The problem: All the data should come back exactly as it was given.

───── Records for the task ─────

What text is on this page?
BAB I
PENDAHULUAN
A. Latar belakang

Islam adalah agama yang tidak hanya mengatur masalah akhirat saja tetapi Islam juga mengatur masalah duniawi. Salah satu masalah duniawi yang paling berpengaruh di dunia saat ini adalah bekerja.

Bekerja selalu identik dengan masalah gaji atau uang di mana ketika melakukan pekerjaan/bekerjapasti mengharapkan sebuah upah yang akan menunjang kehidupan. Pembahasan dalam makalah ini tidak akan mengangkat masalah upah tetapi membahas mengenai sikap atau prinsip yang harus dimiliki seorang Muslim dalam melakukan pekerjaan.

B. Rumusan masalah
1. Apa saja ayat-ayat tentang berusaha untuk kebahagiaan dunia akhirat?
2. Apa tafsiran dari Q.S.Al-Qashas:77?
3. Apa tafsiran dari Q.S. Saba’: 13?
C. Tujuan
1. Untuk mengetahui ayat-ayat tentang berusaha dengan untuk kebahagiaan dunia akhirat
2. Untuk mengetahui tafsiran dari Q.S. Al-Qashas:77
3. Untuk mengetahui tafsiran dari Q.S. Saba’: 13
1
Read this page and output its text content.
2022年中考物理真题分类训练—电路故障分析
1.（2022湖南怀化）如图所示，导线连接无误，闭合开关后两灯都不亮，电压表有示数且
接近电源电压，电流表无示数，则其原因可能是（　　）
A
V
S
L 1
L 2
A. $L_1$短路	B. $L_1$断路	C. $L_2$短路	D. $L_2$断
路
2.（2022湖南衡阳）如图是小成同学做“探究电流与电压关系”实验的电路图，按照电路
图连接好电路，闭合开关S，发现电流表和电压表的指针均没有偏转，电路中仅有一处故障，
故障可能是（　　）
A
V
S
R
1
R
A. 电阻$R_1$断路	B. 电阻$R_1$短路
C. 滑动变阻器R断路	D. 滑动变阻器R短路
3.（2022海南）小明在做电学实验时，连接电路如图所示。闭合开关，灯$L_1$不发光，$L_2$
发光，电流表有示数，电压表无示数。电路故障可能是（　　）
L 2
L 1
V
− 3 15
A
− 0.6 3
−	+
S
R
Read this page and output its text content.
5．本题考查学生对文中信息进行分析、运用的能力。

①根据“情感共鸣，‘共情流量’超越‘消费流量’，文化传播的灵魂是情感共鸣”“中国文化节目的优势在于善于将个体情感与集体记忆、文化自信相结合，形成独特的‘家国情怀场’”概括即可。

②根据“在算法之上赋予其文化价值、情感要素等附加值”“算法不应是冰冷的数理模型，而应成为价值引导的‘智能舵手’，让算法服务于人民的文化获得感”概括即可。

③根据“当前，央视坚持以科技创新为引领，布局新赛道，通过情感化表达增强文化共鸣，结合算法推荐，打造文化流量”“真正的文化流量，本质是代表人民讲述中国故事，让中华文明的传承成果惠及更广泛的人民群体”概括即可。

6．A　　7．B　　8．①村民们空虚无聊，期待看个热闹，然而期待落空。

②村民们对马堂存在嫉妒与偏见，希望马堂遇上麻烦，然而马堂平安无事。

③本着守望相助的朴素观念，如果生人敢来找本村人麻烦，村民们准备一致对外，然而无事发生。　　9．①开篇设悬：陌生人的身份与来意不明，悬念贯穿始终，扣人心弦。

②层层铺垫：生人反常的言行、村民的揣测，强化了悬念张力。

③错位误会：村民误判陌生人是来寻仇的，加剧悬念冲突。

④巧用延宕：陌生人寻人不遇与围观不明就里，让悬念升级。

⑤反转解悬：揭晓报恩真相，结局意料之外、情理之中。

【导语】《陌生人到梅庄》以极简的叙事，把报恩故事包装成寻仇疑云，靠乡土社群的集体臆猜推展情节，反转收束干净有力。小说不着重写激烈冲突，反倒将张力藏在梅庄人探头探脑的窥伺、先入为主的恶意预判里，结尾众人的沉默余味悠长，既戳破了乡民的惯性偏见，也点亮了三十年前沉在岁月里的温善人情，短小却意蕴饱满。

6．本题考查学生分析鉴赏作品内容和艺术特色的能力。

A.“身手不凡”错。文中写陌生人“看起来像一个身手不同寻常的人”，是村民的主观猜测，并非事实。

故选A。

─────

Full answer:
What text is on this page?
BAB I
PENDAHULUAN
A. Latar belakang

Islam adalah agama yang tidak hanya mengatur masalah akhirat saja tetapi Islam juga mengatur masalah duniawi. Salah satu masalah duniawi yang paling berpengaruh di dunia saat ini adalah bekerja.

Bekerja selalu identik dengan masalah gaji atau uang di mana ketika melakukan pekerjaan/bekerjapasti mengharapkan sebuah upah yang akan menunjang kehidupan. Pembahasan dalam makalah ini tidak akan mengangkat masalah upah tetapi membahas mengenai sikap atau prinsip yang harus dimiliki seorang Muslim dalam melakukan pekerjaan.

B. Rumusan masalah
1. Apa saja ayat-ayat tentang berusaha untuk kebahagiaan dunia akhirat?
2. Apa tafsiran dari Q.S.Al-Qashas:77?
3. Apa tafsiran dari Q.S. Saba’: 13?
C. Tujuan
1. Untuk mengetahui ayat-ayat tentang berusaha dengan untuk kebahagiaan dunia akhirat
2. Untuk mengetahui tafsiran dari Q.S. Al-Qashas:77
3. Untuk mengetahui tafsiran dari Q.S. Saba’: 13
1
Read this page and output its text content.
2022年中考物理真题分类训练—电路故障分析
1.（2022湖南怀化）如图所示，导线连接无误，闭合开关后两灯都不亮，电压表有示数且
接近电源电压，电流表无示数，则其原因可能是（　　）
A
V
S
L 1
L 2
A. $L_1$短路	B. $L_1$断路	C. $L_2$短路	D. $L_2$断
路
2.（2022湖南衡阳）如图是小成同学做“探究电流与电压关系”实验的电路图，按照电路
图连接好电路，闭合开关S，发现电流表和电压表的指针均没有偏转，电路中仅有一处故障，
故障可能是（　　）
A
V
S
R
1
R
A. 电阻$R_1$断路	B. 电阻$R_1$短路
C. 滑动变阻器R断路	D. 滑动变阻器R短路
3.（2022海南）小明在做电学实验时，连接电路如图所示。闭合开关，灯$L_1$不发光，$L_2$
发光，电流表有示数，电压表无示数。电路故障可能是（　　）
L 2
L 1
V
− 3 15
A
− 0.6 3
−	+
S
R
Read this page and output its text content.
5．本题考查学生对文中信息进行分析、运用的能力。

①根据“情感共鸣，‘共情流量’超越‘消费流量’，文化传播的灵魂是情感共鸣”“中国文化节目的优势在于善于将个体情感与集体记忆、文化自信相结合，形成独特的‘家国情怀场’”概括即可。

②根据“在算法之上赋予其文化价值、情感要素等附加值”“算法不应是冰冷的数理模型，而应成为价值引导的‘智能舵手’，让算法服务于人民的文化获得感”概括即可。

③根据“当前，央视坚持以科技创新为引领，布局新赛道，通过情感化表达增强文化共鸣，结合算法推荐，打造文化流量”“真正的文化流量，本质是代表人民讲述中国故事，让中华文明的传承成果惠及更广泛的人民群体”概括即可。

6．A　　7．B　　8．①村民们空虚无聊，期待看个热闹，然而期待落空。

②村民们对马堂存在嫉妒与偏见，希望马堂遇上麻烦，然而马堂平安无事。

③本着守望相助的朴素观念，如果生人敢来找本村人麻烦，村民们准备一致对外，然而无事发生。　　9．①开篇设悬：陌生人的身份与来意不明，悬念贯穿始终，扣人心弦。

②层层铺垫：生人反常的言行、村民的揣测，强化了悬念张力。

③错位误会：村民误判陌生人是来寻仇的，加剧悬念冲突。

④巧用延宕：陌生人寻人不遇与围观不明就里，让悬念升级。

⑤反转解悬：揭晓报恩真相，结局意料之外、情理之中。

【导语】《陌生人到梅庄》以极简的叙事，把报恩故事包装成寻仇疑云，靠乡土社群的集体臆猜推展情节，反转收束干净有力。小说不着重写激烈冲突，反倒将张力藏在梅庄人探头探脑的窥伺、先入为主的恶意预判里，结尾众人的沉默余味悠长，既戳破了乡民的惯性偏见，也点亮了三十年前沉在岁月里的温善人情，短小却意蕴饱满。

6．本题考查学生分析鉴赏作品内容和艺术特色的能力。

A.“身手不凡”错。文中写陌生人“看起来像一个身手不同寻常的人”，是村民的主观猜测，并非事实。

故选A。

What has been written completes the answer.